◆ **Text under study**:
· · ·
In summary, this strategy represents the optimal practical pathway at the current stage for resolving the ecosystem game between AI Agents and traditional App platforms. Its core principle is “abandon confrontation and move toward collaboration.” It preserves the core value moat of App platforms while releasing the efficiency dividends of AI Agents, achieving a balanced alignment of multiple stakeholder interests. Accordingly, on the enterprise side, App platforms should prioritize pilot programs for interface openness and content segmentation in low-sensitivity sectors such as e-commerce and knowledge services, while AI Agent service providers should simultaneously advance protocol adaptation and compliance capabilities to strengthen platform collaboration. On the capital side, attention should focus on three categories of targets: leading App platforms with interface-opening and segmentation capabilities, technical service providers enabling AI Agent protocol adaptation, and vertical platforms serving long-tail informational creators. The NRCap Research Department believes that the reshaping of the internet ecosystem by AI Agents is an irreversible trend. Only by reconstructing rules around collaborative win-win principles can ecosystem value be maximized amid technological transformation, and the implementation of this strategy will mark a critical milestone in that transition.
· · ·
◆ **Extracted material**:

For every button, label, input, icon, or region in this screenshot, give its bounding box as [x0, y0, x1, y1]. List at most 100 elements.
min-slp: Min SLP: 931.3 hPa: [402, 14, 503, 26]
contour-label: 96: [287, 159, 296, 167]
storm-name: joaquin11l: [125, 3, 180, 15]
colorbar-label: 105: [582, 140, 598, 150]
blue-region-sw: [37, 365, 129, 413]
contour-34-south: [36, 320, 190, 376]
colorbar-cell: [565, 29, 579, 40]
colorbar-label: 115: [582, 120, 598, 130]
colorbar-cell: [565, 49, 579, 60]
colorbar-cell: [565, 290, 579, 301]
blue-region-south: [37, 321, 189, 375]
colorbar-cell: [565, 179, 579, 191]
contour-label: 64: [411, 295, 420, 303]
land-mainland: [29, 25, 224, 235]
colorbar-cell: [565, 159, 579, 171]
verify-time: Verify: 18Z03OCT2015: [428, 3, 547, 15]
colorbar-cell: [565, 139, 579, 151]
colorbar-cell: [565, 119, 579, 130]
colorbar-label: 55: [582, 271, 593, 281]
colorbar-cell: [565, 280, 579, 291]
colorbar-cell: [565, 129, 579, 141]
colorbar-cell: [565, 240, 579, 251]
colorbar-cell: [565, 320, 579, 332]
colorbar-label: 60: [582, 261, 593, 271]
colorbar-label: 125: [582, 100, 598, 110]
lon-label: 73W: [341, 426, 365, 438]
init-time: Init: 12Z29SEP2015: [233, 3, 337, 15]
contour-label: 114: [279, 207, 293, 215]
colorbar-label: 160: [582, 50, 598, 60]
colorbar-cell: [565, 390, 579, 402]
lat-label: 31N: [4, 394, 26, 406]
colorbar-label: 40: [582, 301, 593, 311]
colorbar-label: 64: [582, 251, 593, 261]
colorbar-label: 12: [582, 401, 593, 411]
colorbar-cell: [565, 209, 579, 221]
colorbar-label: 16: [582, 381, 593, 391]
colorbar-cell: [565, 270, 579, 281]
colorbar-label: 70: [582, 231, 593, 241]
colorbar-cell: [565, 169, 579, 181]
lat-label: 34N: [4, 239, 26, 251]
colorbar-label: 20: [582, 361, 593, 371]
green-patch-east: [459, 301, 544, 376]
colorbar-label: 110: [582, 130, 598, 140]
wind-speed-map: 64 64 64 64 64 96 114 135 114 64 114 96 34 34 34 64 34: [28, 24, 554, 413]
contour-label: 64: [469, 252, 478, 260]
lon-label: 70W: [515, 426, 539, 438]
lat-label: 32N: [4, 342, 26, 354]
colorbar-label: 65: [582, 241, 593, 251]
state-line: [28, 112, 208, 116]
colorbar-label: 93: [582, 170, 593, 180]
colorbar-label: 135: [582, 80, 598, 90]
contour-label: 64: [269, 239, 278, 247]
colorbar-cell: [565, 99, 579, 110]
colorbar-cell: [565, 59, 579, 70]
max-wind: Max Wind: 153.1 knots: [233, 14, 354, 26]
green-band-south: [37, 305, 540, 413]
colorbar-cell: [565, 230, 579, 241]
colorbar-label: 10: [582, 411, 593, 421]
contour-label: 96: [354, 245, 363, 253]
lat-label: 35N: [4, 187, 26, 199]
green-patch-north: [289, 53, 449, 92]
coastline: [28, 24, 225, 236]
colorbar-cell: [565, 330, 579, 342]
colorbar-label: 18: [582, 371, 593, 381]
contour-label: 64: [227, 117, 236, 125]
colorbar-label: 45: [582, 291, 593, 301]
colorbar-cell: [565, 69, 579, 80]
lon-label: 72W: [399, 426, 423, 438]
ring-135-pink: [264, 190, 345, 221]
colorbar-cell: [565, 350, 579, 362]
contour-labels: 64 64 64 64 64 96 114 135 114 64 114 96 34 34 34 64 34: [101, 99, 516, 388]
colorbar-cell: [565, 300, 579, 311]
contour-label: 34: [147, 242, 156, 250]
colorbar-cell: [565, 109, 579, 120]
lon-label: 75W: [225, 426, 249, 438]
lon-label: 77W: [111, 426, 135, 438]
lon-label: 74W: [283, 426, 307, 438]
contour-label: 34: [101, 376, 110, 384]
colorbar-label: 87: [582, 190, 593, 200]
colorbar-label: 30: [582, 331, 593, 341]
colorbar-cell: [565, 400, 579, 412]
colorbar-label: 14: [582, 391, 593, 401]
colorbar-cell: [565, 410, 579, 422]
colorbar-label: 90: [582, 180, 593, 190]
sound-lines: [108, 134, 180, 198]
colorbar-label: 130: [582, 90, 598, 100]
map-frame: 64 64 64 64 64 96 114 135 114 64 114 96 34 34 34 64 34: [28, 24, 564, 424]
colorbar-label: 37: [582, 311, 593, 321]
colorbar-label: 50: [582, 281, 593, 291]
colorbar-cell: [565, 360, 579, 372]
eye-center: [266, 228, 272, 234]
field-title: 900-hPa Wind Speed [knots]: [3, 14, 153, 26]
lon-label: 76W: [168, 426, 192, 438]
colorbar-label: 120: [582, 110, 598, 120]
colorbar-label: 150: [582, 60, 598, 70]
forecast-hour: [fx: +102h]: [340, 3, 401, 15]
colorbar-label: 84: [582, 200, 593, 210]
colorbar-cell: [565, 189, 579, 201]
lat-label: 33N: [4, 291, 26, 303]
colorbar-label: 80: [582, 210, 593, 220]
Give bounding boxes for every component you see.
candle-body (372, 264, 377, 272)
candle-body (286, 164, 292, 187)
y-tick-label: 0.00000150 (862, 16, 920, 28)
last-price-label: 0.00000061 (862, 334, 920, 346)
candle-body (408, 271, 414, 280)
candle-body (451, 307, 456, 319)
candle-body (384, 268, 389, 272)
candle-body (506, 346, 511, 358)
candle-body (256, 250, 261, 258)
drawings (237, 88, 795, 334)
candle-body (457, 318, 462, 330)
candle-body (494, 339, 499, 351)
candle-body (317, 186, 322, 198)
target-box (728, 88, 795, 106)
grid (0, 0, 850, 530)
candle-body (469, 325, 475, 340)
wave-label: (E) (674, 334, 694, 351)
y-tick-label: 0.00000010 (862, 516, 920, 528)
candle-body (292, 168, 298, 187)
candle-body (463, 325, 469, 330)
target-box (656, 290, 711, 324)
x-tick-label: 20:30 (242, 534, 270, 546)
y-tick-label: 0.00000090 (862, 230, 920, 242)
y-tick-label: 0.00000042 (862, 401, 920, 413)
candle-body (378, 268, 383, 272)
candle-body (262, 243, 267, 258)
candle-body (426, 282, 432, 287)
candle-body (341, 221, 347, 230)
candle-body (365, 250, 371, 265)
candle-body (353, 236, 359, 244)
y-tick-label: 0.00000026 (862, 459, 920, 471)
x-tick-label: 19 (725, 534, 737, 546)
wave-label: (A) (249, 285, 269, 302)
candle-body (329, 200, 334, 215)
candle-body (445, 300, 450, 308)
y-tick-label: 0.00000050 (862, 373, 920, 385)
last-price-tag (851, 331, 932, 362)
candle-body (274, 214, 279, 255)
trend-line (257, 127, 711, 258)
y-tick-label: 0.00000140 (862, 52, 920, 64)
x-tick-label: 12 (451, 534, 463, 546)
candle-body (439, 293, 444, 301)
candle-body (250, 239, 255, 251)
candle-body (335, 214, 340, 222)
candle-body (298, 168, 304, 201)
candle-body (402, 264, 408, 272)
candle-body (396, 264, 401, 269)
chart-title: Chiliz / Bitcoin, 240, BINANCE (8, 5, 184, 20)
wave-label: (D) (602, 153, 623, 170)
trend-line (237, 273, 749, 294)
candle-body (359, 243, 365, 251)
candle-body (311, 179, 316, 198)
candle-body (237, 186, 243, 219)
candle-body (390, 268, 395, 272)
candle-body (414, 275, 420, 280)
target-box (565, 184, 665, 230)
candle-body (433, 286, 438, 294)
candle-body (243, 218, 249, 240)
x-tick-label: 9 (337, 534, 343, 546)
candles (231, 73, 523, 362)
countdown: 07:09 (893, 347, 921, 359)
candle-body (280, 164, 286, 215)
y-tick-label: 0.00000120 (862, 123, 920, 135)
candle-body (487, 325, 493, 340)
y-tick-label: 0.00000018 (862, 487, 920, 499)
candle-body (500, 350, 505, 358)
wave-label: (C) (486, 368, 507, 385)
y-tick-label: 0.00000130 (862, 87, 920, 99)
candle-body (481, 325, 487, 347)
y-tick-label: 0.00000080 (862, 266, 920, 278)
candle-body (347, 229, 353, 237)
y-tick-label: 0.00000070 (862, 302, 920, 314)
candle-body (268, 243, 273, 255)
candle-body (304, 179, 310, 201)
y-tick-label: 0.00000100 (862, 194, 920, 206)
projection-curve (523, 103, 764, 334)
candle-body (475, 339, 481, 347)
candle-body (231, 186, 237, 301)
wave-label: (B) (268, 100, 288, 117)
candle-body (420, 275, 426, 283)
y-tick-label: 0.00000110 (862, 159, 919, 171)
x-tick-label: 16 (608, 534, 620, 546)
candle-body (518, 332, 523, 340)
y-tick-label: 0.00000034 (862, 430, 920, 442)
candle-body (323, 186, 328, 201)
· · ·
◆ **Task requirements**: In the passage on AI Agents and App platforms, what is the strategy's core principle? Please set the items aside; they have no role here.

◆ **Final answer**: Abandon confrontation and move toward collaboration.